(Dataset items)
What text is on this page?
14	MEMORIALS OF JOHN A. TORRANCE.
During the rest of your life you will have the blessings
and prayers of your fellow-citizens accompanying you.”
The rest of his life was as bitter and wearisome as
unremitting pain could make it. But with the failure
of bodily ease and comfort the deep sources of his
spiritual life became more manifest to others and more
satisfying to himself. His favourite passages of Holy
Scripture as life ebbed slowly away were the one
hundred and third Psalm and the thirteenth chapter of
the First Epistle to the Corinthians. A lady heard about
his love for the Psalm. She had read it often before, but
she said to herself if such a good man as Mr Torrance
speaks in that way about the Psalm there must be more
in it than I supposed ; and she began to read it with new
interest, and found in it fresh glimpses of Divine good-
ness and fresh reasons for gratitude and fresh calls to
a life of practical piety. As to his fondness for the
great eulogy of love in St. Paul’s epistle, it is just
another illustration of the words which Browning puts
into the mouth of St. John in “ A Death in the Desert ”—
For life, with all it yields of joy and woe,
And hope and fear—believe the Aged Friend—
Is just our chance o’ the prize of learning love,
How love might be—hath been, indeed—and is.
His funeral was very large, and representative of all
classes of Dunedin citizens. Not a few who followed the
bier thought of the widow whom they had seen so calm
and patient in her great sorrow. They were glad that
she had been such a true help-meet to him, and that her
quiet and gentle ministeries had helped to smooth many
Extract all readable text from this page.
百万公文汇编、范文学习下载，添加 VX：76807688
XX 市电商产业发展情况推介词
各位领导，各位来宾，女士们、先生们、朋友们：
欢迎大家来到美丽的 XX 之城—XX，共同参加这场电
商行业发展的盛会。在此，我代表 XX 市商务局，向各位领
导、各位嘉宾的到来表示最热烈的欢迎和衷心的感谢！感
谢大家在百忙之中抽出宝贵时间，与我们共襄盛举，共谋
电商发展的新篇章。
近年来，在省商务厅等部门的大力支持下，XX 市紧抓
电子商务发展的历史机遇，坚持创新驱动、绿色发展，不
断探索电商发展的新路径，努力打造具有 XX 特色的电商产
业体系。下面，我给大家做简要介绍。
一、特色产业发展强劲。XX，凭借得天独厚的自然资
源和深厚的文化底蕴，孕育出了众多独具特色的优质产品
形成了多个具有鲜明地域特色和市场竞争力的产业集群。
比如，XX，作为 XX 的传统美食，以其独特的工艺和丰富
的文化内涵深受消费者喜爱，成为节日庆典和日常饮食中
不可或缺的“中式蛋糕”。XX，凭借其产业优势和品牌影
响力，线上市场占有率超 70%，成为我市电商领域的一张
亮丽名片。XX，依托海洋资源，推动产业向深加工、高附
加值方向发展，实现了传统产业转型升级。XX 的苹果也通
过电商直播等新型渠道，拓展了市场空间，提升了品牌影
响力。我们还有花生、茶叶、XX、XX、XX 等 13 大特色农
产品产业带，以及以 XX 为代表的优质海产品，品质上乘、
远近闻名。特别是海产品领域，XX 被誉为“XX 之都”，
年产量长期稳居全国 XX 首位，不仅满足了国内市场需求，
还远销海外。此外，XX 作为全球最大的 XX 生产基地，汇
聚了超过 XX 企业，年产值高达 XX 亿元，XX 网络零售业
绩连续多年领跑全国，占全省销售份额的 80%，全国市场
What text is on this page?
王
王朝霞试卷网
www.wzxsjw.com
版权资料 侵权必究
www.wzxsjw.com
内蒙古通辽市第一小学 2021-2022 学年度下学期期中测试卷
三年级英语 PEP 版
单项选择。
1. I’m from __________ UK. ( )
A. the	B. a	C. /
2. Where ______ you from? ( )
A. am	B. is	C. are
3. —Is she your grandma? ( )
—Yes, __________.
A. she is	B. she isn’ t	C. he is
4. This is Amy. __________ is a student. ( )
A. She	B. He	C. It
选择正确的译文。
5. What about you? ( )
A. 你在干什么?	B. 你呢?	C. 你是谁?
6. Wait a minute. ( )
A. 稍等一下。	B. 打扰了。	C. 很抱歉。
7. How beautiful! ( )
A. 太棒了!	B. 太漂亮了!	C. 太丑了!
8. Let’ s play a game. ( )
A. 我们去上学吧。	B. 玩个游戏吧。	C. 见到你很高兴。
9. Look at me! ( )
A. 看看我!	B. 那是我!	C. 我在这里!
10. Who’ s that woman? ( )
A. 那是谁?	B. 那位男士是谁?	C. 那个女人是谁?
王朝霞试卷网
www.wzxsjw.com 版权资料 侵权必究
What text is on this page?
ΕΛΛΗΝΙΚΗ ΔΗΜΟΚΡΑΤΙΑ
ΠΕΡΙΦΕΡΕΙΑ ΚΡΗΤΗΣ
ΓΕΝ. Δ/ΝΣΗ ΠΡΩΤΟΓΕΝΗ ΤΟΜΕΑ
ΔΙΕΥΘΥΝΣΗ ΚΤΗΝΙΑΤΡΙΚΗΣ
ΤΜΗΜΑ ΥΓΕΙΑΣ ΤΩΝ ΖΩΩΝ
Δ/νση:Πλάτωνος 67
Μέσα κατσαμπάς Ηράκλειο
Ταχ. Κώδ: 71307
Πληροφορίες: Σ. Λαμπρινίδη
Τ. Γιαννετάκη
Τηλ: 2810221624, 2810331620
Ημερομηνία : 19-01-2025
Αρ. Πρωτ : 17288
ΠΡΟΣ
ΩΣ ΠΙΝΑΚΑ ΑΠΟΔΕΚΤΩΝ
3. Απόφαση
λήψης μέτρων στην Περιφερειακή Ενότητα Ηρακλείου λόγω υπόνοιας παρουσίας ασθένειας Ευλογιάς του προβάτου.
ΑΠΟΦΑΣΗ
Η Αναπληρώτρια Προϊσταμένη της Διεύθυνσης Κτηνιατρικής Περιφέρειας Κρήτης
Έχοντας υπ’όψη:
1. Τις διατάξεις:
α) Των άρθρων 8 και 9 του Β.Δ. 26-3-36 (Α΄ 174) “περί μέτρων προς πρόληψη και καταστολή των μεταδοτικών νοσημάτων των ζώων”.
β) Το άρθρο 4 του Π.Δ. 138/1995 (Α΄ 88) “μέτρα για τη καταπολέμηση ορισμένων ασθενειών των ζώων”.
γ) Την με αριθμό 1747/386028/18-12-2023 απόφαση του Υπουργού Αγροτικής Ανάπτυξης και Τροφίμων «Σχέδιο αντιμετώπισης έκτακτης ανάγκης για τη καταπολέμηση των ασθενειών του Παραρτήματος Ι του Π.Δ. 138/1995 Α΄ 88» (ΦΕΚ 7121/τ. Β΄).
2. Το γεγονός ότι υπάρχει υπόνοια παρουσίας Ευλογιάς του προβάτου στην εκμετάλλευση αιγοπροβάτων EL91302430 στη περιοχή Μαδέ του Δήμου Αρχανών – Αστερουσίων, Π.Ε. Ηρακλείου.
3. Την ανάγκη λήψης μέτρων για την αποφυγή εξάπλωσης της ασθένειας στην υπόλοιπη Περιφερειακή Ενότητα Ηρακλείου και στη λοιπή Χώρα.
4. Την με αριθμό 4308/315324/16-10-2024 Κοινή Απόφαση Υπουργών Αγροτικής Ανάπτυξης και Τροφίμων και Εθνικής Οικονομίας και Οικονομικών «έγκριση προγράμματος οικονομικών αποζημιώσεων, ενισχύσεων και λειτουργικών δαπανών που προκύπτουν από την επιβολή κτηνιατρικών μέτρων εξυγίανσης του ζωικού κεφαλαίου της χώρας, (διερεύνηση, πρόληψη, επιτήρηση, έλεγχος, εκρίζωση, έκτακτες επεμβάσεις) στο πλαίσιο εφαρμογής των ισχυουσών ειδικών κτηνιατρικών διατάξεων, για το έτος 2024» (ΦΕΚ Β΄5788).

▸ EXERCISE DETAILS: State how many lines of the listing include the word "Ευλογιάς". Reply with the number alone.

▸ FINAL ANSWER: 2